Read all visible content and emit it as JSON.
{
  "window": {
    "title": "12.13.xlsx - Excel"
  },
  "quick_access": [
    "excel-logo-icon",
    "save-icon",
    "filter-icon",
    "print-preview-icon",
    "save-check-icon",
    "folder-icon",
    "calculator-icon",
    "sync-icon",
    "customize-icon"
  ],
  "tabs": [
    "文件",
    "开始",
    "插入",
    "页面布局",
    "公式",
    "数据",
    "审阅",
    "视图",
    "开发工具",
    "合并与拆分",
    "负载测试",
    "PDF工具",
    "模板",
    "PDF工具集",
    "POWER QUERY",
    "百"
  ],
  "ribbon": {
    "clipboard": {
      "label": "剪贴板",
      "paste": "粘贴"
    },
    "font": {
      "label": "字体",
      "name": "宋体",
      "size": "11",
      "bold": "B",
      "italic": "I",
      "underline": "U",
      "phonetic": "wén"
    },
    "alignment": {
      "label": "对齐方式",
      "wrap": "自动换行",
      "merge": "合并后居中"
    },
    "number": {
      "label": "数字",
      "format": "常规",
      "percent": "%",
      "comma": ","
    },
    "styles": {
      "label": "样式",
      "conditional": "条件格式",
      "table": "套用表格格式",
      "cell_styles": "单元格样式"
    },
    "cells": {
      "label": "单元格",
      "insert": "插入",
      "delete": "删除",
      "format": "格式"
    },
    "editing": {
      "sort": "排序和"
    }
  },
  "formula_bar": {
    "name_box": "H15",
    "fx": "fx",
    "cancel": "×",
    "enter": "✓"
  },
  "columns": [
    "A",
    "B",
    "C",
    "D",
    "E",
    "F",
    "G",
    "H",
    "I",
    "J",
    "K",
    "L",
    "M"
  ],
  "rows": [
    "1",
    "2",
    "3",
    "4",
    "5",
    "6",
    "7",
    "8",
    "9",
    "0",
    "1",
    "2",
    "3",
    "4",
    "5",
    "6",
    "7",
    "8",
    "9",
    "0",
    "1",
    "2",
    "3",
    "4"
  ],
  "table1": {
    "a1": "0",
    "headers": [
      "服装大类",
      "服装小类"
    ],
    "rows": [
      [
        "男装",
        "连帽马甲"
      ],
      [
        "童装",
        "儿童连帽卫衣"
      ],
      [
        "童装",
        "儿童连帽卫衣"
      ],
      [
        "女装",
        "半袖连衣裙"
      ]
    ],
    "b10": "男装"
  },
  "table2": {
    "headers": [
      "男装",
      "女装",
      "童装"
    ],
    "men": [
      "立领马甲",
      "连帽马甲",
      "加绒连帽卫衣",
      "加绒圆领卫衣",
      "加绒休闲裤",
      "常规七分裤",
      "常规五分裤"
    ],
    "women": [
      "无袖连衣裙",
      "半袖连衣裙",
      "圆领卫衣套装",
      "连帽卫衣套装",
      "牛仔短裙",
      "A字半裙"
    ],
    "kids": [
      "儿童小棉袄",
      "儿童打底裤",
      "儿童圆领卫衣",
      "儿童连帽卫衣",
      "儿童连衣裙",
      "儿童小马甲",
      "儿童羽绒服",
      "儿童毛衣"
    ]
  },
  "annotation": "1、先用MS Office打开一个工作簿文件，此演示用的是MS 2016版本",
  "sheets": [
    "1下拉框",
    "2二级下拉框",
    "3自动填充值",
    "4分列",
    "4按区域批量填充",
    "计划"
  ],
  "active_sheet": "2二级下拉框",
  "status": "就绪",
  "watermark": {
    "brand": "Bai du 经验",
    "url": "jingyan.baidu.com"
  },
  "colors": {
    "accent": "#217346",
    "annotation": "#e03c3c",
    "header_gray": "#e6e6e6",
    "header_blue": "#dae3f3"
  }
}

---------------

* [What you have to do]: Quote each line above in full, word for word.

* [Complete answer]:
Read all visible content and emit it as JSON.
{
  "window": {
    "title": "12.13.xlsx - Excel"
  },
  "quick_access": [
    "excel-logo-icon",
    "save-icon",
    "filter-icon",
    "print-preview-icon",
    "save-check-icon",
    "folder-icon",
    "calculator-icon",
    "sync-icon",
    "customize-icon"
  ],
  "tabs": [
    "文件",
    "开始",
    "插入",
    "页面布局",
    "公式",
    "数据",
    "审阅",
    "视图",
    "开发工具",
    "合并与拆分",
    "负载测试",
    "PDF工具",
    "模板",
    "PDF工具集",
    "POWER QUERY",
    "百"
  ],
  "ribbon": {
    "clipboard": {
      "label": "剪贴板",
      "paste": "粘贴"
    },
    "font": {
      "label": "字体",
      "name": "宋体",
      "size": "11",
      "bold": "B",
      "italic": "I",
      "underline": "U",
      "phonetic": "wén"
    },
    "alignment": {
      "label": "对齐方式",
      "wrap": "自动换行",
      "merge": "合并后居中"
    },
    "number": {
      "label": "数字",
      "format": "常规",
      "percent": "%",
      "comma": ","
    },
    "styles": {
      "label": "样式",
      "conditional": "条件格式",
      "table": "套用表格格式",
      "cell_styles": "单元格样式"
    },
    "cells": {
      "label": "单元格",
      "insert": "插入",
      "delete": "删除",
      "format": "格式"
    },
    "editing": {
      "sort": "排序和"
    }
  },
  "formula_bar": {
    "name_box": "H15",
    "fx": "fx",
    "cancel": "×",
    "enter": "✓"
  },
  "columns": [
    "A",
    "B",
    "C",
    "D",
    "E",
    "F",
    "G",
    "H",
    "I",
    "J",
    "K",
    "L",
    "M"
  ],
  "rows": [
    "1",
    "2",
    "3",
    "4",
    "5",
    "6",
    "7",
    "8",
    "9",
    "0",
    "1",
    "2",
    "3",
    "4",
    "5",
    "6",
    "7",
    "8",
    "9",
    "0",
    "1",
    "2",
    "3",
    "4"
  ],
  "table1": {
    "a1": "0",
    "headers": [
      "服装大类",
      "服装小类"
    ],
    "rows": [
      [
        "男装",
        "连帽马甲"
      ],
      [
        "童装",
        "儿童连帽卫衣"
      ],
      [
        "童装",
        "儿童连帽卫衣"
      ],
      [
        "女装",
        "半袖连衣裙"
      ]
    ],
    "b10": "男装"
  },
  "table2": {
    "headers": [
      "男装",
      "女装",
      "童装"
    ],
    "men": [
      "立领马甲",
      "连帽马甲",
      "加绒连帽卫衣",
      "加绒圆领卫衣",
      "加绒休闲裤",
      "常规七分裤",
      "常规五分裤"
    ],
    "women": [
      "无袖连衣裙",
      "半袖连衣裙",
      "圆领卫衣套装",
      "连帽卫衣套装",
      "牛仔短裙",
      "A字半裙"
    ],
    "kids": [
      "儿童小棉袄",
      "儿童打底裤",
      "儿童圆领卫衣",
      "儿童连帽卫衣",
      "儿童连衣裙",
      "儿童小马甲",
      "儿童羽绒服",
      "儿童毛衣"
    ]
  },
  "annotation": "1、先用MS Office打开一个工作簿文件，此演示用的是MS 2016版本",
  "sheets": [
    "1下拉框",
    "2二级下拉框",
    "3自动填充值",
    "4分列",
    "4按区域批量填充",
    "计划"
  ],
  "active_sheet": "2二级下拉框",
  "status": "就绪",
  "watermark": {
    "brand": "Bai du 经验",
    "url": "jingyan.baidu.com"
  },
  "colors": {
    "accent": "#217346",
    "annotation": "#e03c3c",
    "header_gray": "#e6e6e6",
    "header_blue": "#dae3f3"
  }
}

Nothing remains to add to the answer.